▶ OBJECTIVE
Output the entries verbatim, including every line.

— BEGIN —

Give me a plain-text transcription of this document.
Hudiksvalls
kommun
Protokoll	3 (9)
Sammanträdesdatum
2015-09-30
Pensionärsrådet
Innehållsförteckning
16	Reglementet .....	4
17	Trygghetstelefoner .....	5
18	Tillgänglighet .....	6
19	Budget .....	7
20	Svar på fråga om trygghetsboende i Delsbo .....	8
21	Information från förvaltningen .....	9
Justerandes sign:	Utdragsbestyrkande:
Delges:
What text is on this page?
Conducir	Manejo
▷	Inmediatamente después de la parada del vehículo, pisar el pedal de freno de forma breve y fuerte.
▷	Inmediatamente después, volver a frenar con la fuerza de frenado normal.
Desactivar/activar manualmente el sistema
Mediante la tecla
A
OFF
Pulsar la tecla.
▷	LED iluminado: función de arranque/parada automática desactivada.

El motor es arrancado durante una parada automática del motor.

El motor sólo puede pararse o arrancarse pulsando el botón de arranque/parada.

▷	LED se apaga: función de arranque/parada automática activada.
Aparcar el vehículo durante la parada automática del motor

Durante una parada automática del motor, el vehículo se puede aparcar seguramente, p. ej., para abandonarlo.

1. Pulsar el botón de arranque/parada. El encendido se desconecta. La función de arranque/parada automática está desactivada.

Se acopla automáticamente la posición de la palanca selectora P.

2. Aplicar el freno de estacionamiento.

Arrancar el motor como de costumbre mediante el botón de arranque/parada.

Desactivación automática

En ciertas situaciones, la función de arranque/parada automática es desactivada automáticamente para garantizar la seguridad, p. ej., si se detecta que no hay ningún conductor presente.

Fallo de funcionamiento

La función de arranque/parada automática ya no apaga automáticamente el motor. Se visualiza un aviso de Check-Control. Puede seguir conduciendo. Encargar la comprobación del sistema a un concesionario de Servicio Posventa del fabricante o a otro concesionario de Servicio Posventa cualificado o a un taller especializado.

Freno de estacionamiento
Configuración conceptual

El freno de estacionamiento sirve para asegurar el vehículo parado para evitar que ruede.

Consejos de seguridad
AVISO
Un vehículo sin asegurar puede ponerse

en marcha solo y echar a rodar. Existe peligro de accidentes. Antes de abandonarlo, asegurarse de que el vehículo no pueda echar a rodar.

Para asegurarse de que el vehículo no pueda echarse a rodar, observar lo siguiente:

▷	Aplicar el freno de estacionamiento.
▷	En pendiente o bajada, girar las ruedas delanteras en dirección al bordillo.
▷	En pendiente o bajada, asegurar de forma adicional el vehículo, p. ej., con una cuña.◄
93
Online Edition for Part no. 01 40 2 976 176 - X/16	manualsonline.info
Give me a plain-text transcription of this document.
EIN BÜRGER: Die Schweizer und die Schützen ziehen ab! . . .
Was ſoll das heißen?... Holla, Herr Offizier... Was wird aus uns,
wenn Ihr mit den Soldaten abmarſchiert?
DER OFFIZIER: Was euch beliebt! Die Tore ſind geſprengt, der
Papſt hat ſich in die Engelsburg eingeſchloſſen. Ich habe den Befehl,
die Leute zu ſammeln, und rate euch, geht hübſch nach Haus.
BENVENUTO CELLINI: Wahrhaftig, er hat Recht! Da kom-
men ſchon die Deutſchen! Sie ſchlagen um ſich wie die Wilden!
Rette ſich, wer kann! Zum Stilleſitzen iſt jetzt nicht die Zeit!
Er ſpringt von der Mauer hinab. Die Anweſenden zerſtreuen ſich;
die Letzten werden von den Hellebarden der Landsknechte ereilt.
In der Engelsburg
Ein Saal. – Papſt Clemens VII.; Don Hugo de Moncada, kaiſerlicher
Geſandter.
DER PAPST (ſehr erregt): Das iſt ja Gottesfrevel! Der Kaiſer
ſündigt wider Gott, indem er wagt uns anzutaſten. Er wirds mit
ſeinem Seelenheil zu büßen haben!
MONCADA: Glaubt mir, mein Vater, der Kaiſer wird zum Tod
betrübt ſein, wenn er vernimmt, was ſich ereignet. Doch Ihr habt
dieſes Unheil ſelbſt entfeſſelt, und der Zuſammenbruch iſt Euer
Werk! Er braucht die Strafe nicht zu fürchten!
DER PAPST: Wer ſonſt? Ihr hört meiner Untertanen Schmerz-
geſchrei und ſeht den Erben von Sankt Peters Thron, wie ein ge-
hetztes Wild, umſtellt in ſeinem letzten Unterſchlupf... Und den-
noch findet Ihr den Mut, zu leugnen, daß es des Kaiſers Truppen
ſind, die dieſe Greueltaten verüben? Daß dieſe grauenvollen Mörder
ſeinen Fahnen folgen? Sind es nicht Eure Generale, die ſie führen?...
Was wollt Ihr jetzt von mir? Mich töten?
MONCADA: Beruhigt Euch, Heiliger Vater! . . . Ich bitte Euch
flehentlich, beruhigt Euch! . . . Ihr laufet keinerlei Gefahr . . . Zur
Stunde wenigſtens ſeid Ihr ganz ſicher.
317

— END —

▶ RIGHT ANSWER
Give me a plain-text transcription of this document.
Hudiksvalls
kommun
Protokoll	3 (9)
Sammanträdesdatum
2015-09-30
Pensionärsrådet
Innehållsförteckning
16	Reglementet .....	4
17	Trygghetstelefoner .....	5
18	Tillgänglighet .....	6
19	Budget .....	7
20	Svar på fråga om trygghetsboende i Delsbo .....	8
21	Information från förvaltningen .....	9
Justerandes sign:	Utdragsbestyrkande:
Delges:
What text is on this page?
Conducir	Manejo
▷	Inmediatamente después de la parada del vehículo, pisar el pedal de freno de forma breve y fuerte.
▷	Inmediatamente después, volver a frenar con la fuerza de frenado normal.
Desactivar/activar manualmente el sistema
Mediante la tecla
A
OFF
Pulsar la tecla.
▷	LED iluminado: función de arranque/parada automática desactivada.

El motor es arrancado durante una parada automática del motor.

El motor sólo puede pararse o arrancarse pulsando el botón de arranque/parada.

▷	LED se apaga: función de arranque/parada automática activada.
Aparcar el vehículo durante la parada automática del motor

Durante una parada automática del motor, el vehículo se puede aparcar seguramente, p. ej., para abandonarlo.

1. Pulsar el botón de arranque/parada. El encendido se desconecta. La función de arranque/parada automática está desactivada.

Se acopla automáticamente la posición de la palanca selectora P.

2. Aplicar el freno de estacionamiento.

Arrancar el motor como de costumbre mediante el botón de arranque/parada.

Desactivación automática

En ciertas situaciones, la función de arranque/parada automática es desactivada automáticamente para garantizar la seguridad, p. ej., si se detecta que no hay ningún conductor presente.

Fallo de funcionamiento

La función de arranque/parada automática ya no apaga automáticamente el motor. Se visualiza un aviso de Check-Control. Puede seguir conduciendo. Encargar la comprobación del sistema a un concesionario de Servicio Posventa del fabricante o a otro concesionario de Servicio Posventa cualificado o a un taller especializado.

Freno de estacionamiento
Configuración conceptual

El freno de estacionamiento sirve para asegurar el vehículo parado para evitar que ruede.

Consejos de seguridad
AVISO
Un vehículo sin asegurar puede ponerse

en marcha solo y echar a rodar. Existe peligro de accidentes. Antes de abandonarlo, asegurarse de que el vehículo no pueda echar a rodar.

Para asegurarse de que el vehículo no pueda echarse a rodar, observar lo siguiente:

▷	Aplicar el freno de estacionamiento.
▷	En pendiente o bajada, girar las ruedas delanteras en dirección al bordillo.
▷	En pendiente o bajada, asegurar de forma adicional el vehículo, p. ej., con una cuña.◄
93
Online Edition for Part no. 01 40 2 976 176 - X/16	manualsonline.info
Give me a plain-text transcription of this document.
EIN BÜRGER: Die Schweizer und die Schützen ziehen ab! . . .
Was ſoll das heißen?... Holla, Herr Offizier... Was wird aus uns,
wenn Ihr mit den Soldaten abmarſchiert?
DER OFFIZIER: Was euch beliebt! Die Tore ſind geſprengt, der
Papſt hat ſich in die Engelsburg eingeſchloſſen. Ich habe den Befehl,
die Leute zu ſammeln, und rate euch, geht hübſch nach Haus.
BENVENUTO CELLINI: Wahrhaftig, er hat Recht! Da kom-
men ſchon die Deutſchen! Sie ſchlagen um ſich wie die Wilden!
Rette ſich, wer kann! Zum Stilleſitzen iſt jetzt nicht die Zeit!
Er ſpringt von der Mauer hinab. Die Anweſenden zerſtreuen ſich;
die Letzten werden von den Hellebarden der Landsknechte ereilt.
In der Engelsburg
Ein Saal. – Papſt Clemens VII.; Don Hugo de Moncada, kaiſerlicher
Geſandter.
DER PAPST (ſehr erregt): Das iſt ja Gottesfrevel! Der Kaiſer
ſündigt wider Gott, indem er wagt uns anzutaſten. Er wirds mit
ſeinem Seelenheil zu büßen haben!
MONCADA: Glaubt mir, mein Vater, der Kaiſer wird zum Tod
betrübt ſein, wenn er vernimmt, was ſich ereignet. Doch Ihr habt
dieſes Unheil ſelbſt entfeſſelt, und der Zuſammenbruch iſt Euer
Werk! Er braucht die Strafe nicht zu fürchten!
DER PAPST: Wer ſonſt? Ihr hört meiner Untertanen Schmerz-
geſchrei und ſeht den Erben von Sankt Peters Thron, wie ein ge-
hetztes Wild, umſtellt in ſeinem letzten Unterſchlupf... Und den-
noch findet Ihr den Mut, zu leugnen, daß es des Kaiſers Truppen
ſind, die dieſe Greueltaten verüben? Daß dieſe grauenvollen Mörder
ſeinen Fahnen folgen? Sind es nicht Eure Generale, die ſie führen?...
Was wollt Ihr jetzt von mir? Mich töten?
MONCADA: Beruhigt Euch, Heiliger Vater! . . . Ich bitte Euch
flehentlich, beruhigt Euch! . . . Ihr laufet keinerlei Gefahr . . . Zur
Stunde wenigſtens ſeid Ihr ganz ſicher.
317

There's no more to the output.